WHAT YOU NEED TO DO:
Reproduce the data verbatim, starting at its first line and ending with the line that contains "icon-column [630, 35, 816, 780]", both ends included.

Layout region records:
---
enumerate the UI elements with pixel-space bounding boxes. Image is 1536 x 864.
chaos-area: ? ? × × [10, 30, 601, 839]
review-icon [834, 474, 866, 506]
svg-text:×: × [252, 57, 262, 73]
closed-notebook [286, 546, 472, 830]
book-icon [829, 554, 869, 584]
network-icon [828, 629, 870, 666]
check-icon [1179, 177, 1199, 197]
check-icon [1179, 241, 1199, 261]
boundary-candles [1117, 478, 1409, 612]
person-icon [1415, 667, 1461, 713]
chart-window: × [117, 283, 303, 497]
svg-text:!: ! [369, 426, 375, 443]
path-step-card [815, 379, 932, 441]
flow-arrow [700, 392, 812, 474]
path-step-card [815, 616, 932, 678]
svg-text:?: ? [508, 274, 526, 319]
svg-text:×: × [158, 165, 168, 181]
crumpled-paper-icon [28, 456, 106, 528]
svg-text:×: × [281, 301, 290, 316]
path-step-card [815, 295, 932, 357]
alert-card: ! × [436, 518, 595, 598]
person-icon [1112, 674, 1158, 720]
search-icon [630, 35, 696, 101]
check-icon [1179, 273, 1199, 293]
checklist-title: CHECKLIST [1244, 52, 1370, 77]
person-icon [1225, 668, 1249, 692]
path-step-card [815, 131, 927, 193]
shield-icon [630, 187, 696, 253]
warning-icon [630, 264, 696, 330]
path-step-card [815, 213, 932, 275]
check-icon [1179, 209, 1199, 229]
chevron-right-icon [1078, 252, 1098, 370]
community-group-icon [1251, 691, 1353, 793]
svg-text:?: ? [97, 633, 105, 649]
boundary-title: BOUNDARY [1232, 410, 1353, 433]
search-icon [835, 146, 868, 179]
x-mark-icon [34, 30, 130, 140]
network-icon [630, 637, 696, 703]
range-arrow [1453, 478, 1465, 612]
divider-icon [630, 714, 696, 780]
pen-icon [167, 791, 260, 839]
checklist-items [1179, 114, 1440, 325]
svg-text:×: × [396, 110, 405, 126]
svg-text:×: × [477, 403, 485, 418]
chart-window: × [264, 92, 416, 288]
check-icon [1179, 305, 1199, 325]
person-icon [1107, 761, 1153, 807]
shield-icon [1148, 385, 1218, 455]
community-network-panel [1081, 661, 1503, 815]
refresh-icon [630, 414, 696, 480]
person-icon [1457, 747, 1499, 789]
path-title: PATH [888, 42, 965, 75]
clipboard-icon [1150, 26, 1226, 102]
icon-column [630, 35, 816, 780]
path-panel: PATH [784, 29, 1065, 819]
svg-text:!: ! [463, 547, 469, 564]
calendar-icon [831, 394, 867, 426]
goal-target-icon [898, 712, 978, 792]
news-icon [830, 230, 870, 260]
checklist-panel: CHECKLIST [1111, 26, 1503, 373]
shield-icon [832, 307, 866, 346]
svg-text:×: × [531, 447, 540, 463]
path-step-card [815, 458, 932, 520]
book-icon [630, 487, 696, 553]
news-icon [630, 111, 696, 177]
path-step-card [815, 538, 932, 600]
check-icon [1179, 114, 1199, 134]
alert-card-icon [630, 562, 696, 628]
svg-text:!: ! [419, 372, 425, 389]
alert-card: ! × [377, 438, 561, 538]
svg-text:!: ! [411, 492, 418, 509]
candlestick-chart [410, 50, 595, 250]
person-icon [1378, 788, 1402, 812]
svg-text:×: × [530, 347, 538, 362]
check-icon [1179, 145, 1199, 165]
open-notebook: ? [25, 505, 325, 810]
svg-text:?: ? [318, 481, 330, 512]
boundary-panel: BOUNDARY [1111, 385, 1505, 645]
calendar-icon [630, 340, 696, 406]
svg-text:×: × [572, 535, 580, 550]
---
RESULT BELOW:
enumerate the UI elements with pixel-space bounding boxes. Image is 1536 x 864.
chaos-area: ? ? × × [10, 30, 601, 839]
review-icon [834, 474, 866, 506]
svg-text:×: × [252, 57, 262, 73]
closed-notebook [286, 546, 472, 830]
book-icon [829, 554, 869, 584]
network-icon [828, 629, 870, 666]
check-icon [1179, 177, 1199, 197]
check-icon [1179, 241, 1199, 261]
boundary-candles [1117, 478, 1409, 612]
person-icon [1415, 667, 1461, 713]
chart-window: × [117, 283, 303, 497]
svg-text:!: ! [369, 426, 375, 443]
path-step-card [815, 379, 932, 441]
flow-arrow [700, 392, 812, 474]
path-step-card [815, 616, 932, 678]
svg-text:?: ? [508, 274, 526, 319]
svg-text:×: × [158, 165, 168, 181]
crumpled-paper-icon [28, 456, 106, 528]
svg-text:×: × [281, 301, 290, 316]
path-step-card [815, 295, 932, 357]
alert-card: ! × [436, 518, 595, 598]
person-icon [1112, 674, 1158, 720]
search-icon [630, 35, 696, 101]
check-icon [1179, 273, 1199, 293]
checklist-title: CHECKLIST [1244, 52, 1370, 77]
person-icon [1225, 668, 1249, 692]
path-step-card [815, 131, 927, 193]
shield-icon [630, 187, 696, 253]
warning-icon [630, 264, 696, 330]
path-step-card [815, 213, 932, 275]
check-icon [1179, 209, 1199, 229]
chevron-right-icon [1078, 252, 1098, 370]
community-group-icon [1251, 691, 1353, 793]
svg-text:?: ? [97, 633, 105, 649]
boundary-title: BOUNDARY [1232, 410, 1353, 433]
search-icon [835, 146, 868, 179]
x-mark-icon [34, 30, 130, 140]
network-icon [630, 637, 696, 703]
range-arrow [1453, 478, 1465, 612]
divider-icon [630, 714, 696, 780]
pen-icon [167, 791, 260, 839]
checklist-items [1179, 114, 1440, 325]
svg-text:×: × [396, 110, 405, 126]
svg-text:×: × [477, 403, 485, 418]
chart-window: × [264, 92, 416, 288]
check-icon [1179, 305, 1199, 325]
person-icon [1107, 761, 1153, 807]
shield-icon [1148, 385, 1218, 455]
community-network-panel [1081, 661, 1503, 815]
refresh-icon [630, 414, 696, 480]
person-icon [1457, 747, 1499, 789]
path-title: PATH [888, 42, 965, 75]
clipboard-icon [1150, 26, 1226, 102]
icon-column [630, 35, 816, 780]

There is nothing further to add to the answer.